» Document section
Upon review of defense counsel's contemporaneous time records and in light of the $1,500,000 potential liability, the Court finds that defense counsel's effort level is certainly not excessive. The Court thus concludes that the 206.4 hours expended by defense counsel are reasonable. After considering the skill, expertise, and reputation of counsel and the undersigned's own knowledge about prevailing market rates, the Court also finds that the hourly rates charged were reasonable. See Shrout, 2001 WL 980280, at *5 (finding hourly rates of $165 for lead counsel, $120 for associate, and $60 for paralegal reasonable in 2001 Kansas City medical malpractice case); cf. Barbosa v. National Beef Packing Co., LLC, No. 12-2311-KHV, 2015 WL 4920292, at *10 (D. Kan. Aug. 18, 2015) (finding hourly rates of $325 to $425 for experienced attorneys, $180 for attorneys with little to no experience, and $75 for paralegals reasonable in 2015 Kansas City Fair Labor Standards Act case); Torkelson v. Jimick Prods., Inc., No. 12-1052-EFM, 2012 WL 6623911, at *2 (D. Kan. Dec. 19, 2012) (finding hourly rates of $250 for lead counsel, $175 for co-counsel, and $100 for paralegal reasonable in 2012 Wichita Fair Labor Standards Act case); Outdoor Sys., Inc., 2000 WL 575023, at *5 (finding hourly rates of $155 to $165 for experienced attorneys, $120 for associate, and $70 for law clerks and paralegals reasonable in 2000 Kansas City civil rights case).
Because the lodestar calculation subsumes all eight factors, here, the Court need not discuss the remaining factors individually. See Shrout, 2001 WL 980280, at *5 (finding that the other factors listed in K.S.A. § 7-121b are subsumed in the initial lodestar calculation and concluding its reasonable fee analysis). The Court therefore approves defendants' reasonable attorney fees in the amount of $27,900.50.

» Tasks to perform
**1.** In the attorney fee ruling, how many hours of work by defense counsel did the Court find reasonable?
**2.** Extend the attorney fee ruling past its last sentence.

» Data provided
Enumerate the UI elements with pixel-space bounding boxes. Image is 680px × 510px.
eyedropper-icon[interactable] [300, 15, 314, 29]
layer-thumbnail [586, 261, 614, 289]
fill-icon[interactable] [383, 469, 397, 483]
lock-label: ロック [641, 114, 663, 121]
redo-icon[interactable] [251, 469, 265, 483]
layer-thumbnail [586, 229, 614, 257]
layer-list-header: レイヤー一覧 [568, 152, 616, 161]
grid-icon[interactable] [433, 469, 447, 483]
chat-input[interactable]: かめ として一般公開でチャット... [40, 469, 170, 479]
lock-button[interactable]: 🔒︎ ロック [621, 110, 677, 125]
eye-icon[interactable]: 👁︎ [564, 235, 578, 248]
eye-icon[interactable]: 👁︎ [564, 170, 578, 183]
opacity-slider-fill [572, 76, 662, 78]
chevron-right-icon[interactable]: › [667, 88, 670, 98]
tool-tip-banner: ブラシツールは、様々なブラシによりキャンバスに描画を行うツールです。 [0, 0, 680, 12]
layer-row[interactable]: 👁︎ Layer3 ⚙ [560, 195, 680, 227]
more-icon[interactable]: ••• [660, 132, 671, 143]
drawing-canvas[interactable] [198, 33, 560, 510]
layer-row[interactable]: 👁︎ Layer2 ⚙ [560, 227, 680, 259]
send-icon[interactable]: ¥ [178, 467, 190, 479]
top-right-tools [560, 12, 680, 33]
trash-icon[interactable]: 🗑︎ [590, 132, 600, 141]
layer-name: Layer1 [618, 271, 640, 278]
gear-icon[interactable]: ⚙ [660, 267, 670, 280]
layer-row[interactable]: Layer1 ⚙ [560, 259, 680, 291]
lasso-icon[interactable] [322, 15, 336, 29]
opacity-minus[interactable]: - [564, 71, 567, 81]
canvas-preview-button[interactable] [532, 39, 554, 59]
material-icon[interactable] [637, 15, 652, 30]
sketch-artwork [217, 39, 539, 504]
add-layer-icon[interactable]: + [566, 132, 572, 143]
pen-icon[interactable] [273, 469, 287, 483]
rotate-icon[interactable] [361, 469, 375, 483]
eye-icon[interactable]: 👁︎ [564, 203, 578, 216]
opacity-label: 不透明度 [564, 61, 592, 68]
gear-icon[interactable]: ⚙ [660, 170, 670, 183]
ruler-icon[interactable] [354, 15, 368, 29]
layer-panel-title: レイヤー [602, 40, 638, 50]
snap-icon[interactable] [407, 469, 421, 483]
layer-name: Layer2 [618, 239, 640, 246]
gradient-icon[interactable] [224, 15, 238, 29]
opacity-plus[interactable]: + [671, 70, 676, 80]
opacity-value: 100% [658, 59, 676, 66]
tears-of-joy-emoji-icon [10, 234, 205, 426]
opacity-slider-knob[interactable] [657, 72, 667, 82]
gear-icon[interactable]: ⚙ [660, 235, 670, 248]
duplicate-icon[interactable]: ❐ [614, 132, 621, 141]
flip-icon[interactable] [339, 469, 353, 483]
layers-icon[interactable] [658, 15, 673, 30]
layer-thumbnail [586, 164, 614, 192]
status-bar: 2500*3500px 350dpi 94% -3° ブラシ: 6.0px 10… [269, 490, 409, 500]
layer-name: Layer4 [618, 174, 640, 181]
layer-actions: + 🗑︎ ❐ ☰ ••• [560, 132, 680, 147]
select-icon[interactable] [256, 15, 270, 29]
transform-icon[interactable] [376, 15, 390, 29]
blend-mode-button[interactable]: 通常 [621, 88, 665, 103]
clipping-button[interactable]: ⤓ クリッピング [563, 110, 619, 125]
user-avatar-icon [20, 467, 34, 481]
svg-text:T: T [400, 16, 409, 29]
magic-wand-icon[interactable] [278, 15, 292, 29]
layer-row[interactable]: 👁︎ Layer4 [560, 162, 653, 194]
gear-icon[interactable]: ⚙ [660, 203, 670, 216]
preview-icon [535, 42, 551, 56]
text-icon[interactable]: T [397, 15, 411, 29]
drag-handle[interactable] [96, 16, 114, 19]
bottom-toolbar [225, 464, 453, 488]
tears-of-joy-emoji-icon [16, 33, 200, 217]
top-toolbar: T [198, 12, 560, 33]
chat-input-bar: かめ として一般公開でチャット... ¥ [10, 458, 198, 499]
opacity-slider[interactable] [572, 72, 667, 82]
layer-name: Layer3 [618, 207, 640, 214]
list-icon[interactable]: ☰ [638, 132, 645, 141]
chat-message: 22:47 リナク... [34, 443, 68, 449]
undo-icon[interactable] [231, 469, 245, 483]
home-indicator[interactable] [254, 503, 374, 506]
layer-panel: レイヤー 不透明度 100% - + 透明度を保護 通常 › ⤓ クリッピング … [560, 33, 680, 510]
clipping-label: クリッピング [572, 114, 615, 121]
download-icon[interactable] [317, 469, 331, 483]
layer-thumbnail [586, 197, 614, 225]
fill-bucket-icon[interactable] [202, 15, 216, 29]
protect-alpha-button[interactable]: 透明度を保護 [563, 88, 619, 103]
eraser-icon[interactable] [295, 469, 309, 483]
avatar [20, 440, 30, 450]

» List of answers
**1.** 206.4 hours.

**2.**
C. Plaintiff's Attorney Fees
The fee arrangement between plaintiff and her counsel provided that counsel would be paid 45 percent of the net settlement award to plaintiff if a lawsuit was filed in the case. This lawsuit was filed and, after some initial settlement negotiations, plaintiff instructed her attorneys to resolve her claims and reach a settlement for personal financial reasons. They did so. Now, plaintiff's counsel ask the Court to approve reasonable attorney fees of $4,355.80 and reasonable litigation expenses of $320.45 as proposed in the confidential settlement agreement.
At the January 13, 2015 settlement hearing, plaintiff's counsel informed the Court that they did not keep contemporaneous time and billing records from which the Court could assess the reasonableness of the proposed fee. During the hearing, plaintiff testified that she felt the settlement was reasonable and asked the Court to approve the attorney fees and expenses. Plaintiff's counsel introduced evidence pertinent to some of the K.S.A. § 7-121b factors. But, the Court lacked evidence about the number of hours counsel expended on the case or the reasonable hourly rates for medical malpractice representation in the area. After plaintiff's counsel's additional submissions, the Court now turns to the statutory factors.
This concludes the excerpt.